* [What the task asks]:
Count every line where "JSON" shows up, and give that number only.

* [Task inputs]:
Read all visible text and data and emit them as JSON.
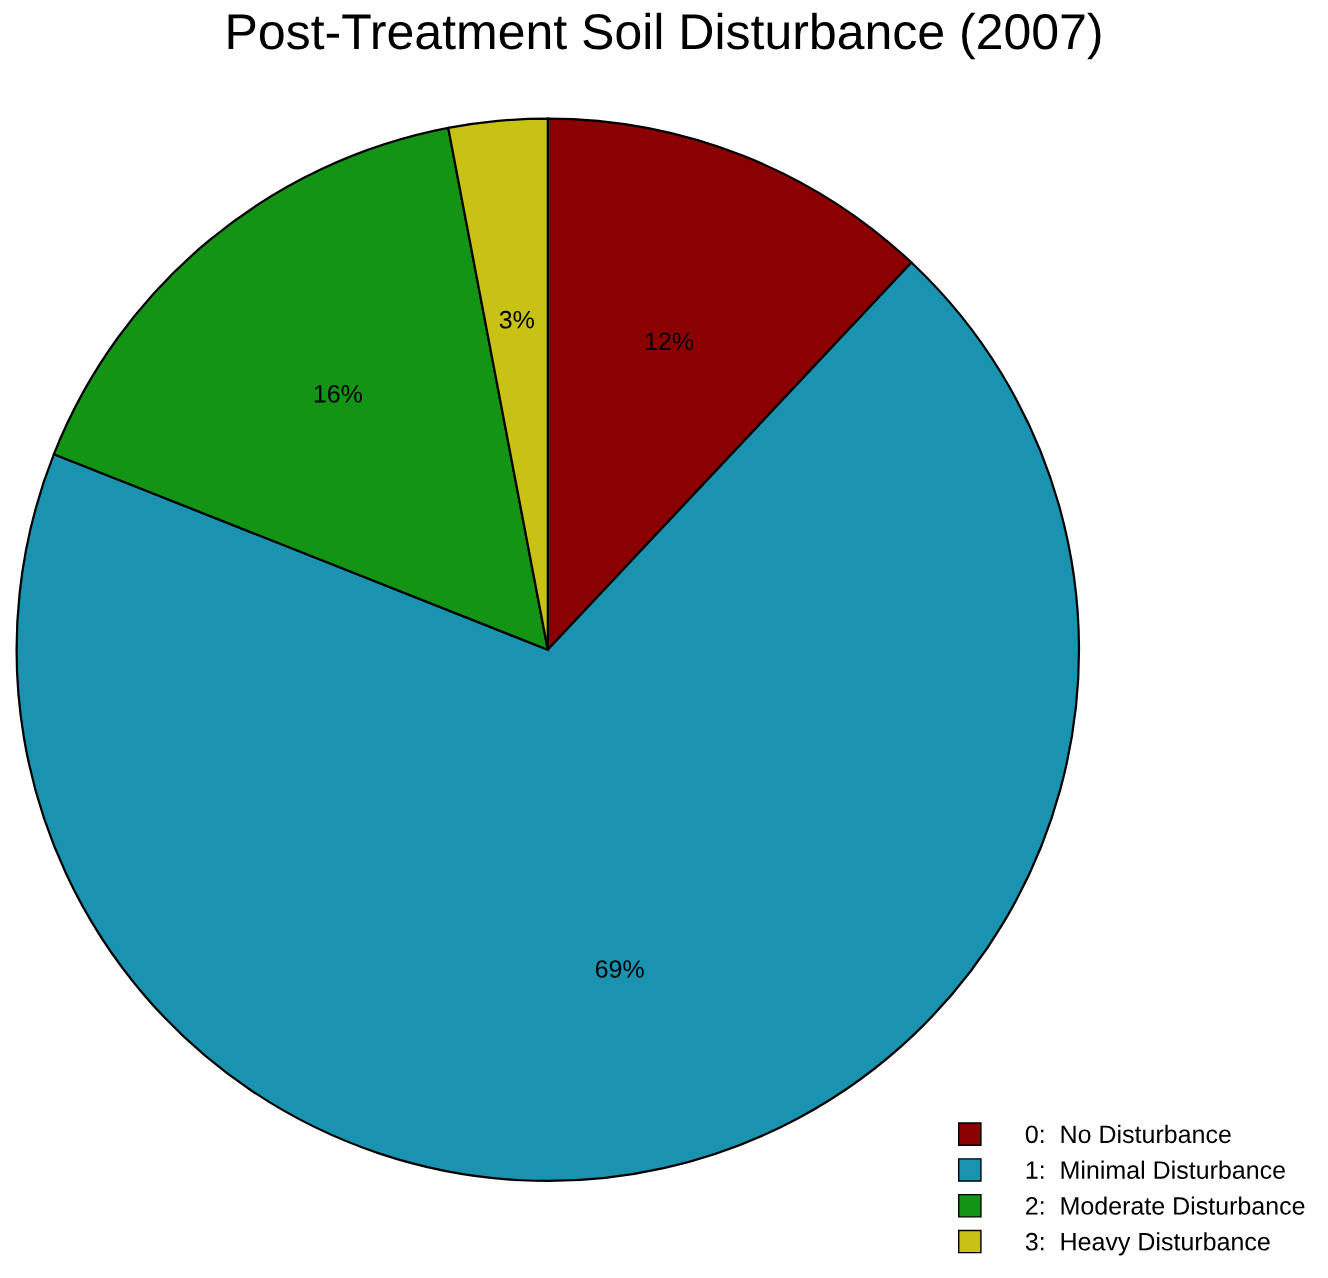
{
  "chart_data": {
    "type": "pie",
    "title": "Post-Treatment Soil Disturbance (2007)",
    "categories": [
      "0:  No Disturbance",
      "1:  Minimal Disturbance",
      "2:  Moderate Disturbance",
      "3:  Heavy Disturbance"
    ],
    "values": [
      12,
      69,
      16,
      3
    ],
    "colors": [
      "#8b0000",
      "#1a93b0",
      "#149414",
      "#c8c214"
    ],
    "value_labels": [
      "12%",
      "69%",
      "16%",
      "3%"
    ],
    "legend": "bottom right"
  }
}
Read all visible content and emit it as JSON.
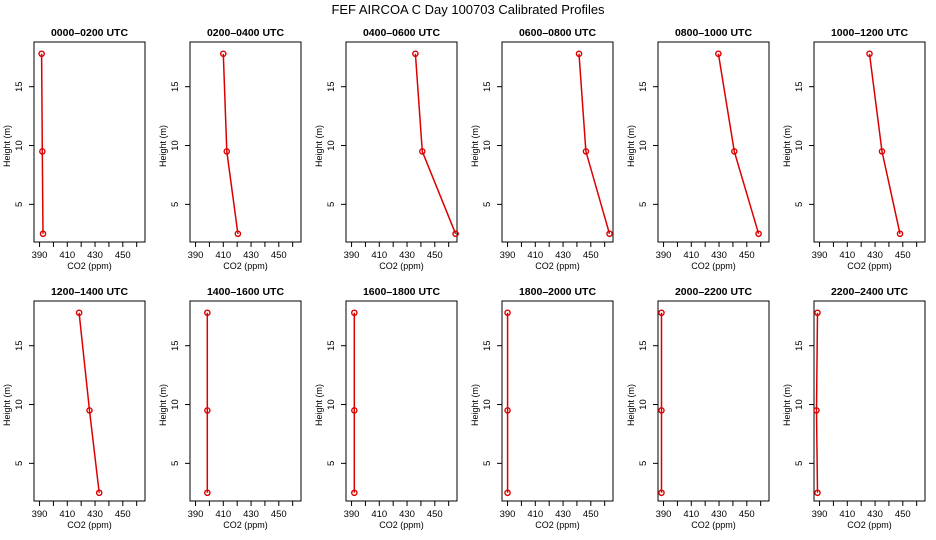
{
  "figure_title": "FEF AIRCOA C  Day 100703  Calibrated Profiles",
  "colors": {
    "profile": "#dd0000",
    "frame": "#000000",
    "background": "#ffffff"
  },
  "chart_data": [
    {
      "type": "line",
      "title": "0000–0200 UTC",
      "xlabel": "CO2 (ppm)",
      "ylabel": "Height (m)",
      "xlim": [
        386,
        466
      ],
      "ylim": [
        1.8,
        18.8
      ],
      "xticks": [
        390,
        400,
        410,
        420,
        430,
        440,
        450,
        460
      ],
      "xtick_labels": [
        "390",
        "",
        "410",
        "",
        "430",
        "",
        "450",
        ""
      ],
      "yticks": [
        5,
        10,
        15
      ],
      "ytick_labels": [
        "5",
        "10",
        "15"
      ],
      "x": [
        391.5,
        392.0,
        392.5
      ],
      "y": [
        17.8,
        9.5,
        2.5
      ]
    },
    {
      "type": "line",
      "title": "0200–0400 UTC",
      "xlabel": "CO2 (ppm)",
      "ylabel": "Height (m)",
      "xlim": [
        386,
        466
      ],
      "ylim": [
        1.8,
        18.8
      ],
      "xticks": [
        390,
        400,
        410,
        420,
        430,
        440,
        450,
        460
      ],
      "xtick_labels": [
        "390",
        "",
        "410",
        "",
        "430",
        "",
        "450",
        ""
      ],
      "yticks": [
        5,
        10,
        15
      ],
      "ytick_labels": [
        "5",
        "10",
        "15"
      ],
      "x": [
        410.0,
        412.5,
        420.5
      ],
      "y": [
        17.8,
        9.5,
        2.5
      ]
    },
    {
      "type": "line",
      "title": "0400–0600 UTC",
      "xlabel": "CO2 (ppm)",
      "ylabel": "Height (m)",
      "xlim": [
        386,
        466
      ],
      "ylim": [
        1.8,
        18.8
      ],
      "xticks": [
        390,
        400,
        410,
        420,
        430,
        440,
        450,
        460
      ],
      "xtick_labels": [
        "390",
        "",
        "410",
        "",
        "430",
        "",
        "450",
        ""
      ],
      "yticks": [
        5,
        10,
        15
      ],
      "ytick_labels": [
        "5",
        "10",
        "15"
      ],
      "x": [
        436.0,
        441.0,
        465.0
      ],
      "y": [
        17.8,
        9.5,
        2.5
      ]
    },
    {
      "type": "line",
      "title": "0600–0800 UTC",
      "xlabel": "CO2 (ppm)",
      "ylabel": "Height (m)",
      "xlim": [
        386,
        466
      ],
      "ylim": [
        1.8,
        18.8
      ],
      "xticks": [
        390,
        400,
        410,
        420,
        430,
        440,
        450,
        460
      ],
      "xtick_labels": [
        "390",
        "",
        "410",
        "",
        "430",
        "",
        "450",
        ""
      ],
      "yticks": [
        5,
        10,
        15
      ],
      "ytick_labels": [
        "5",
        "10",
        "15"
      ],
      "x": [
        441.5,
        446.5,
        463.5
      ],
      "y": [
        17.8,
        9.5,
        2.5
      ]
    },
    {
      "type": "line",
      "title": "0800–1000 UTC",
      "xlabel": "CO2 (ppm)",
      "ylabel": "Height (m)",
      "xlim": [
        386,
        466
      ],
      "ylim": [
        1.8,
        18.8
      ],
      "xticks": [
        390,
        400,
        410,
        420,
        430,
        440,
        450,
        460
      ],
      "xtick_labels": [
        "390",
        "",
        "410",
        "",
        "430",
        "",
        "450",
        ""
      ],
      "yticks": [
        5,
        10,
        15
      ],
      "ytick_labels": [
        "5",
        "10",
        "15"
      ],
      "x": [
        429.5,
        441.0,
        458.5
      ],
      "y": [
        17.8,
        9.5,
        2.5
      ]
    },
    {
      "type": "line",
      "title": "1000–1200 UTC",
      "xlabel": "CO2 (ppm)",
      "ylabel": "Height (m)",
      "xlim": [
        386,
        466
      ],
      "ylim": [
        1.8,
        18.8
      ],
      "xticks": [
        390,
        400,
        410,
        420,
        430,
        440,
        450,
        460
      ],
      "xtick_labels": [
        "390",
        "",
        "410",
        "",
        "430",
        "",
        "450",
        ""
      ],
      "yticks": [
        5,
        10,
        15
      ],
      "ytick_labels": [
        "5",
        "10",
        "15"
      ],
      "x": [
        426.0,
        435.0,
        448.0
      ],
      "y": [
        17.8,
        9.5,
        2.5
      ]
    },
    {
      "type": "line",
      "title": "1200–1400 UTC",
      "xlabel": "CO2 (ppm)",
      "ylabel": "Height (m)",
      "xlim": [
        386,
        466
      ],
      "ylim": [
        1.8,
        18.8
      ],
      "xticks": [
        390,
        400,
        410,
        420,
        430,
        440,
        450,
        460
      ],
      "xtick_labels": [
        "390",
        "",
        "410",
        "",
        "430",
        "",
        "450",
        ""
      ],
      "yticks": [
        5,
        10,
        15
      ],
      "ytick_labels": [
        "5",
        "10",
        "15"
      ],
      "x": [
        418.5,
        426.0,
        433.0
      ],
      "y": [
        17.8,
        9.5,
        2.5
      ]
    },
    {
      "type": "line",
      "title": "1400–1600 UTC",
      "xlabel": "CO2 (ppm)",
      "ylabel": "Height (m)",
      "xlim": [
        386,
        466
      ],
      "ylim": [
        1.8,
        18.8
      ],
      "xticks": [
        390,
        400,
        410,
        420,
        430,
        440,
        450,
        460
      ],
      "xtick_labels": [
        "390",
        "",
        "410",
        "",
        "430",
        "",
        "450",
        ""
      ],
      "yticks": [
        5,
        10,
        15
      ],
      "ytick_labels": [
        "5",
        "10",
        "15"
      ],
      "x": [
        398.5,
        398.5,
        398.5
      ],
      "y": [
        17.8,
        9.5,
        2.5
      ]
    },
    {
      "type": "line",
      "title": "1600–1800 UTC",
      "xlabel": "CO2 (ppm)",
      "ylabel": "Height (m)",
      "xlim": [
        386,
        466
      ],
      "ylim": [
        1.8,
        18.8
      ],
      "xticks": [
        390,
        400,
        410,
        420,
        430,
        440,
        450,
        460
      ],
      "xtick_labels": [
        "390",
        "",
        "410",
        "",
        "430",
        "",
        "450",
        ""
      ],
      "yticks": [
        5,
        10,
        15
      ],
      "ytick_labels": [
        "5",
        "10",
        "15"
      ],
      "x": [
        392.0,
        392.0,
        392.0
      ],
      "y": [
        17.8,
        9.5,
        2.5
      ]
    },
    {
      "type": "line",
      "title": "1800–2000 UTC",
      "xlabel": "CO2 (ppm)",
      "ylabel": "Height (m)",
      "xlim": [
        386,
        466
      ],
      "ylim": [
        1.8,
        18.8
      ],
      "xticks": [
        390,
        400,
        410,
        420,
        430,
        440,
        450,
        460
      ],
      "xtick_labels": [
        "390",
        "",
        "410",
        "",
        "430",
        "",
        "450",
        ""
      ],
      "yticks": [
        5,
        10,
        15
      ],
      "ytick_labels": [
        "5",
        "10",
        "15"
      ],
      "x": [
        390.0,
        390.0,
        390.0
      ],
      "y": [
        17.8,
        9.5,
        2.5
      ]
    },
    {
      "type": "line",
      "title": "2000–2200 UTC",
      "xlabel": "CO2 (ppm)",
      "ylabel": "Height (m)",
      "xlim": [
        386,
        466
      ],
      "ylim": [
        1.8,
        18.8
      ],
      "xticks": [
        390,
        400,
        410,
        420,
        430,
        440,
        450,
        460
      ],
      "xtick_labels": [
        "390",
        "",
        "410",
        "",
        "430",
        "",
        "450",
        ""
      ],
      "yticks": [
        5,
        10,
        15
      ],
      "ytick_labels": [
        "5",
        "10",
        "15"
      ],
      "x": [
        388.5,
        388.5,
        388.5
      ],
      "y": [
        17.8,
        9.5,
        2.5
      ]
    },
    {
      "type": "line",
      "title": "2200–2400 UTC",
      "xlabel": "CO2 (ppm)",
      "ylabel": "Height (m)",
      "xlim": [
        386,
        466
      ],
      "ylim": [
        1.8,
        18.8
      ],
      "xticks": [
        390,
        400,
        410,
        420,
        430,
        440,
        450,
        460
      ],
      "xtick_labels": [
        "390",
        "",
        "410",
        "",
        "430",
        "",
        "450",
        ""
      ],
      "yticks": [
        5,
        10,
        15
      ],
      "ytick_labels": [
        "5",
        "10",
        "15"
      ],
      "x": [
        388.5,
        387.8,
        388.5
      ],
      "y": [
        17.8,
        9.5,
        2.5
      ]
    }
  ]
}
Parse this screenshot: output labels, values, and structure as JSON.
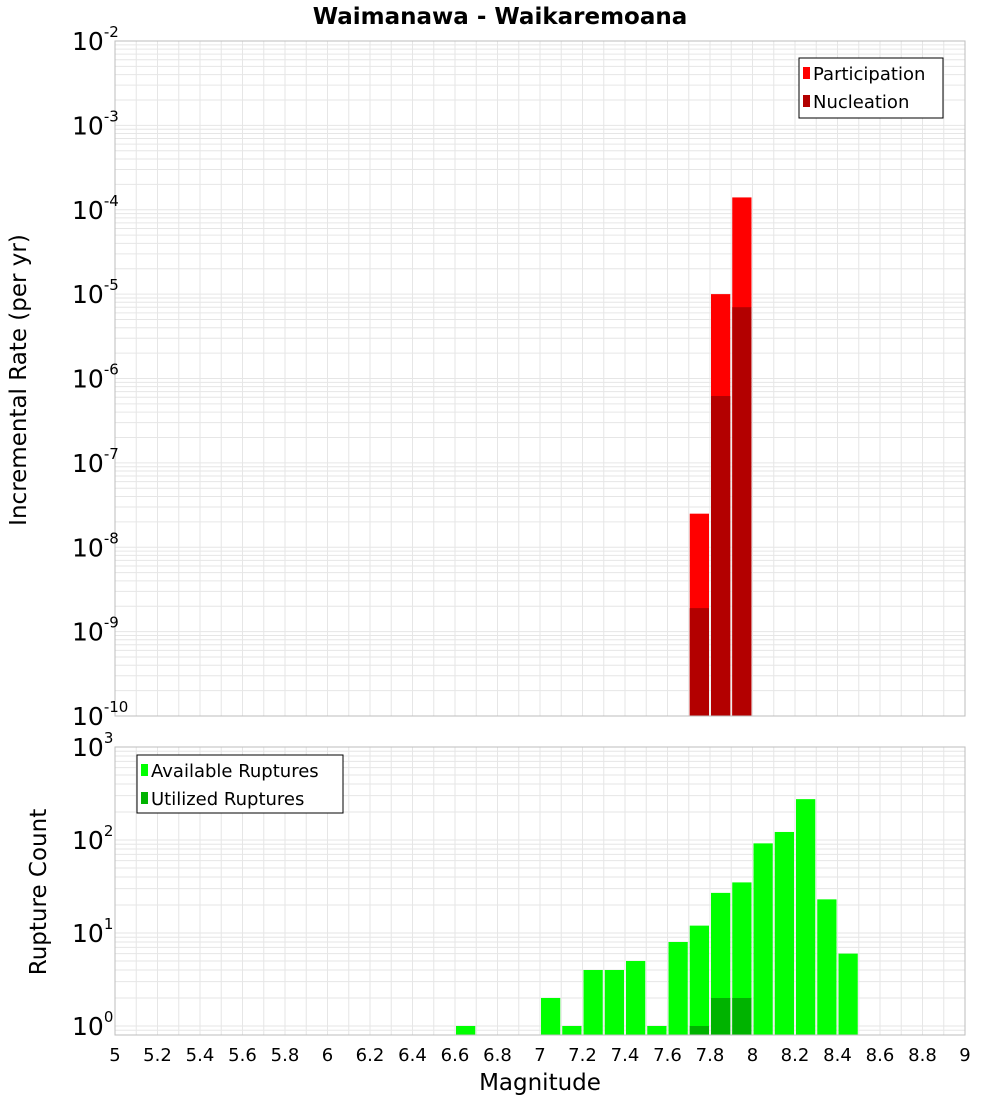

* [Worked solution]:
3